**ENTRIES SHOWN:**
○ ○ ○ ○ ○ ○ ○

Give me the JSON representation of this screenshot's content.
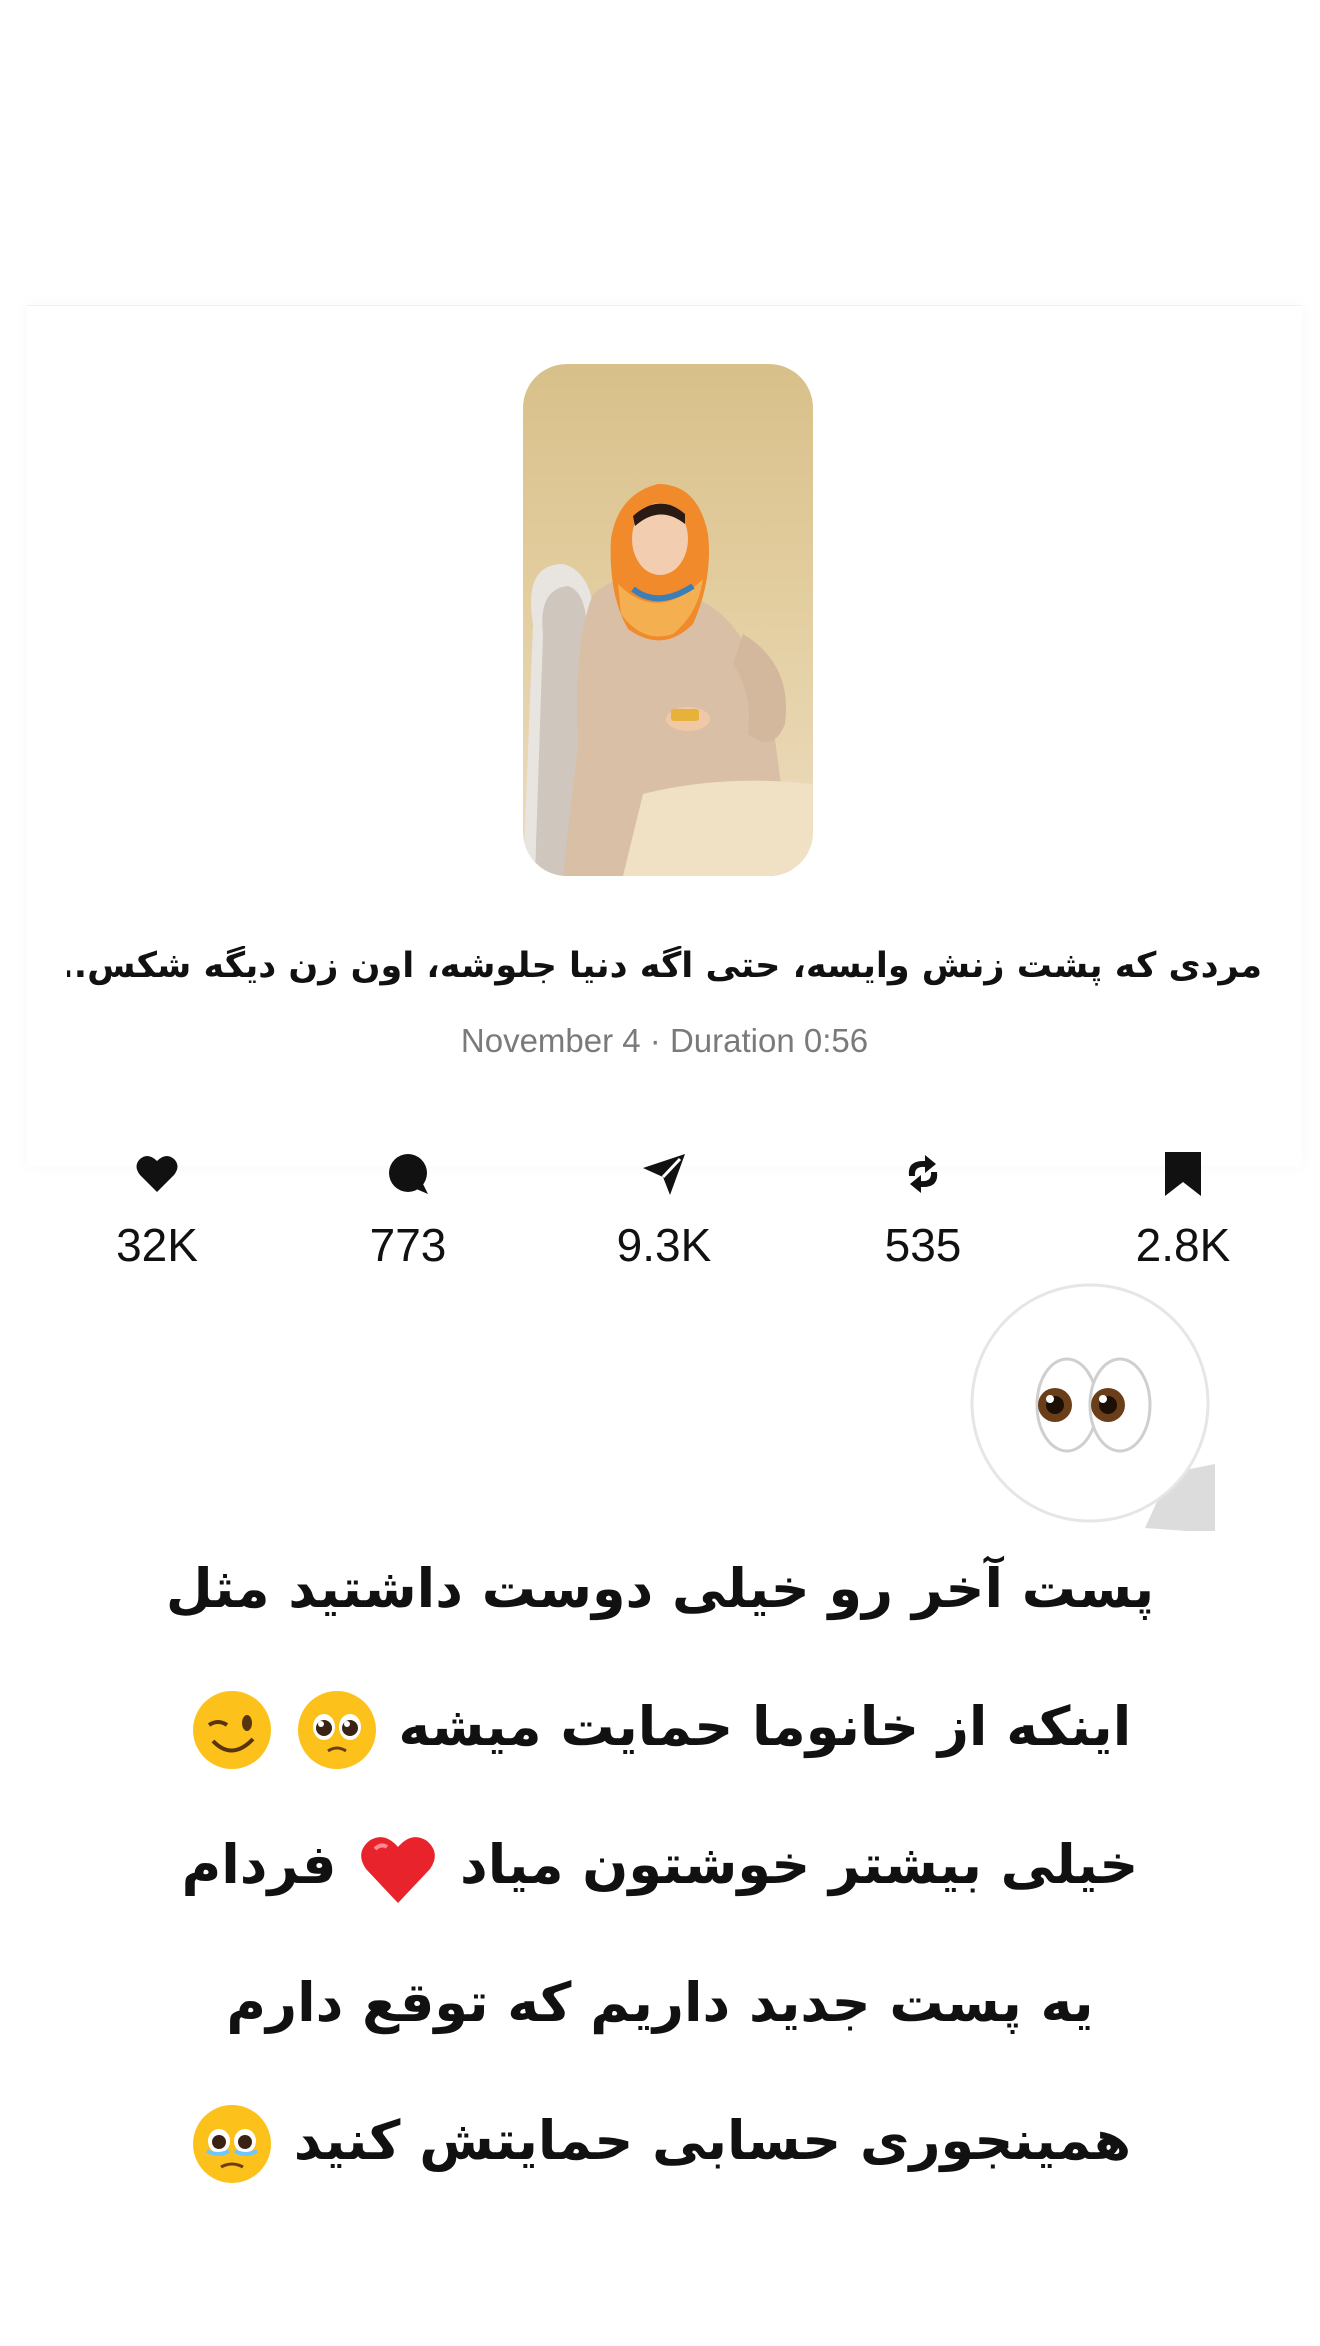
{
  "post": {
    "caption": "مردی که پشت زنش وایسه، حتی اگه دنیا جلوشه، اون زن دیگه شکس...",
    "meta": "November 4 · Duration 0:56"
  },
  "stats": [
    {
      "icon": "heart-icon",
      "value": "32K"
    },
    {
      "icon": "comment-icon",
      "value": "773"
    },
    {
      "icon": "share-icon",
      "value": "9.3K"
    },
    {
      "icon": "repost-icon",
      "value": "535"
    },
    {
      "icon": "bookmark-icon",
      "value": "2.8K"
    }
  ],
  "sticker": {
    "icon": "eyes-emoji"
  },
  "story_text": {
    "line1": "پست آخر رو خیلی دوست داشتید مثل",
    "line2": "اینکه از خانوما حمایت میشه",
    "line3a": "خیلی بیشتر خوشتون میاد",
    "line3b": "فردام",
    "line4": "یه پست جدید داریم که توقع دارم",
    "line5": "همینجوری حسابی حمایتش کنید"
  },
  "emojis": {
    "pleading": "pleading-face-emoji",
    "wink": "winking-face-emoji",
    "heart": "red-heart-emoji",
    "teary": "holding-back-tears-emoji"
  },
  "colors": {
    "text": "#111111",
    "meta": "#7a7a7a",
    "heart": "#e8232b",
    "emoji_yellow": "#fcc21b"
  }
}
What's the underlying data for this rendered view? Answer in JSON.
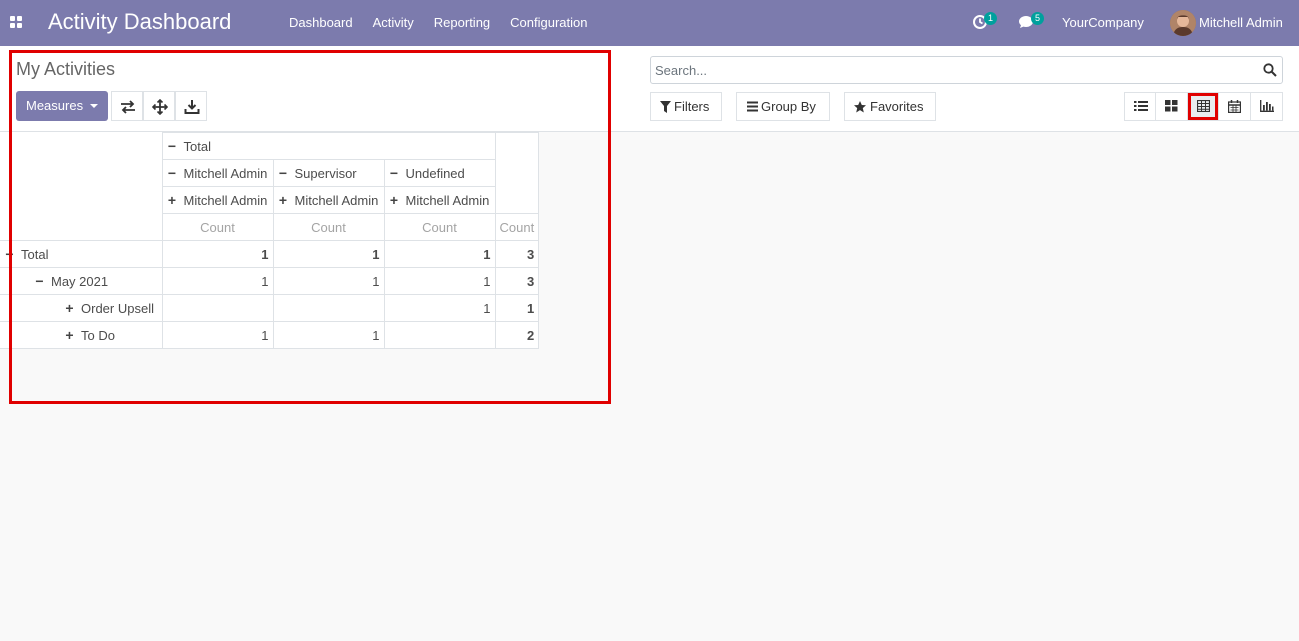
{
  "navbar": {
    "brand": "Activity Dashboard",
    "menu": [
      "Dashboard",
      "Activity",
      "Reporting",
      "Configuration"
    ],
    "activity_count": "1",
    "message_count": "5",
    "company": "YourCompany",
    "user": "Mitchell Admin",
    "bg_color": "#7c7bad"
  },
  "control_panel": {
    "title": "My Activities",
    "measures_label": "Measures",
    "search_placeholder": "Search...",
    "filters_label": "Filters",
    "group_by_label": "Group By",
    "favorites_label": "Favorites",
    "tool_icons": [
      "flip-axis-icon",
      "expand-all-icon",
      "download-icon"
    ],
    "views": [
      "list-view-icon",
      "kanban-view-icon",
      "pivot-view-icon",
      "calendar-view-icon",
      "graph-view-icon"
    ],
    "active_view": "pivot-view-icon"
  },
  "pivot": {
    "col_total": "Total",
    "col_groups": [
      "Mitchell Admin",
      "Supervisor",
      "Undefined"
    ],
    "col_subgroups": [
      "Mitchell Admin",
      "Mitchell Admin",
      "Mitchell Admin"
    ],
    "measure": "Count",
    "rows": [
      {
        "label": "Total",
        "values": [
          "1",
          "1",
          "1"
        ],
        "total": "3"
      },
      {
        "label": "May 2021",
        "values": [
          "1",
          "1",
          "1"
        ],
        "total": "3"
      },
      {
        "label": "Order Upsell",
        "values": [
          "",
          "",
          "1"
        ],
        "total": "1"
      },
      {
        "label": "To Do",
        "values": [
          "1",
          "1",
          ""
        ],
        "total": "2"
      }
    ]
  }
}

○ ○ ○ ○ ○ ○ ○

**SET PROBLEM:** Gather from the records above every line containing the string "this".

**TASK SOLUTION:**
Give me the JSON representation of this screenshot's content.
What's the underlying data for this rendered view? Answer in JSON.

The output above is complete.